(The request):
Copy, in full, each line of the material that holds the word "zoom".

## START Task material

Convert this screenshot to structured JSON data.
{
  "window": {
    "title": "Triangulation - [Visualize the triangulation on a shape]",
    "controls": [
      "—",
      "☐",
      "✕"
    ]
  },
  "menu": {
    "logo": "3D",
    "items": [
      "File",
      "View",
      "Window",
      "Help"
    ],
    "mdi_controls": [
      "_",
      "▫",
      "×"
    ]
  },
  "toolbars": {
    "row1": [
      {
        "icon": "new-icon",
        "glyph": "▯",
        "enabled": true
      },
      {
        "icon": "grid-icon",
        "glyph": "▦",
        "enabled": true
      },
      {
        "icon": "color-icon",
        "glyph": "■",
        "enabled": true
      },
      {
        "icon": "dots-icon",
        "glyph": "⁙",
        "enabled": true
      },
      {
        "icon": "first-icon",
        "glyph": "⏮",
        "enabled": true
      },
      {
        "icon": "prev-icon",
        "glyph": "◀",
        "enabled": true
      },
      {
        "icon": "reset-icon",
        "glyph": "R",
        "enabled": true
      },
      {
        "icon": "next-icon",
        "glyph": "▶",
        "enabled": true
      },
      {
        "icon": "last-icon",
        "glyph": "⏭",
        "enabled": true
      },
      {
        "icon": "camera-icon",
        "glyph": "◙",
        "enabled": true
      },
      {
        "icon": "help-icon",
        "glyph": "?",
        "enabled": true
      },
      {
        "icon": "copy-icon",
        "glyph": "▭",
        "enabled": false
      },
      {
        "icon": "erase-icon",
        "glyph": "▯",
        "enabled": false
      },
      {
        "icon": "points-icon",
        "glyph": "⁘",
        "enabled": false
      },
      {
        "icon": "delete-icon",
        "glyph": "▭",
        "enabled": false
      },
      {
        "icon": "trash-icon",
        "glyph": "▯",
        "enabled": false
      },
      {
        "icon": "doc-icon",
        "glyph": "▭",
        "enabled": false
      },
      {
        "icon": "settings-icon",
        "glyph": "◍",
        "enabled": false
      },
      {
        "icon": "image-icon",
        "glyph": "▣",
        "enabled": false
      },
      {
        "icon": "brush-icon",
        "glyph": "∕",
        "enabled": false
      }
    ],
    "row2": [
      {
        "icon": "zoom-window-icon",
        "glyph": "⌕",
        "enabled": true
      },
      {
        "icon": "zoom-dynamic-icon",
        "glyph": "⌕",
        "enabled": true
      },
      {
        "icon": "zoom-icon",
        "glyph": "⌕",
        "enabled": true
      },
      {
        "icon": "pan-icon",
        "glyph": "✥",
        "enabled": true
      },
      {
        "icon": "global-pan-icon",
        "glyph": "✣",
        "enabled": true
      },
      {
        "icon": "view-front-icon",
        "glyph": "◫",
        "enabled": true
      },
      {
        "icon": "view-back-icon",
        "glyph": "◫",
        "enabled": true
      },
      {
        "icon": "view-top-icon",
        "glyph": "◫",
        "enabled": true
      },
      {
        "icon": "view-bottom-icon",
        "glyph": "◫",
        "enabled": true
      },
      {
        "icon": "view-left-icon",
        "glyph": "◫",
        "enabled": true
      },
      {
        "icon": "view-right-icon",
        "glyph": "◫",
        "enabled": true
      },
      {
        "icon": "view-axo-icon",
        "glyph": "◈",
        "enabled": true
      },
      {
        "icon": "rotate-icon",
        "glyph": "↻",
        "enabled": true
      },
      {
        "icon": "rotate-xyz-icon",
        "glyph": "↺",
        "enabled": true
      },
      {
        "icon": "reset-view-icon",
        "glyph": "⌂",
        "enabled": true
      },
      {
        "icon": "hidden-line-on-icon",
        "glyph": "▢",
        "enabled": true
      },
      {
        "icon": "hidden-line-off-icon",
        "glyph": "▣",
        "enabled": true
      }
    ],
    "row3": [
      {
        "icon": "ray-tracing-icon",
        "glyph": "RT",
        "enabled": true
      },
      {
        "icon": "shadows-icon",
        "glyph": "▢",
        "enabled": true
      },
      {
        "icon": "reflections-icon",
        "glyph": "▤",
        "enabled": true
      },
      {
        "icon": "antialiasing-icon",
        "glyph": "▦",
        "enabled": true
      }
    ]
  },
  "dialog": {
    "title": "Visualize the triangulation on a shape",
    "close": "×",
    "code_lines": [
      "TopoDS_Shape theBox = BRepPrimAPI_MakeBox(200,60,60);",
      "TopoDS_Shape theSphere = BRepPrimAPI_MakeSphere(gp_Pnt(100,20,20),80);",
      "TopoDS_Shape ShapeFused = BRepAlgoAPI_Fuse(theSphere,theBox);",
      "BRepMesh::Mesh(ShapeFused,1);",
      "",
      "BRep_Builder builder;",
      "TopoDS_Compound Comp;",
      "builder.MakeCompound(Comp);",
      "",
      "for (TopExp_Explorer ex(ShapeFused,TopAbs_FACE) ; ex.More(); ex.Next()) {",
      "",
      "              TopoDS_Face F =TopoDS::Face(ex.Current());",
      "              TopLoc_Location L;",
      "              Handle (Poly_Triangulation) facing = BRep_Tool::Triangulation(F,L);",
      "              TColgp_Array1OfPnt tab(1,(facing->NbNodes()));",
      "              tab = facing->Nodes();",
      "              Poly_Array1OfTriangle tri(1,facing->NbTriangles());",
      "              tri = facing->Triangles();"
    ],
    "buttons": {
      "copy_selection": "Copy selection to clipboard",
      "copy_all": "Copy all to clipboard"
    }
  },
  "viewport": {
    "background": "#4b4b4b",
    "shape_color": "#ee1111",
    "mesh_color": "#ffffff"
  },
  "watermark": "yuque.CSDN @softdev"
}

## END Task material

(Written solution):
        "icon": "zoom-window-icon",
        "icon": "zoom-dynamic-icon",
        "icon": "zoom-icon",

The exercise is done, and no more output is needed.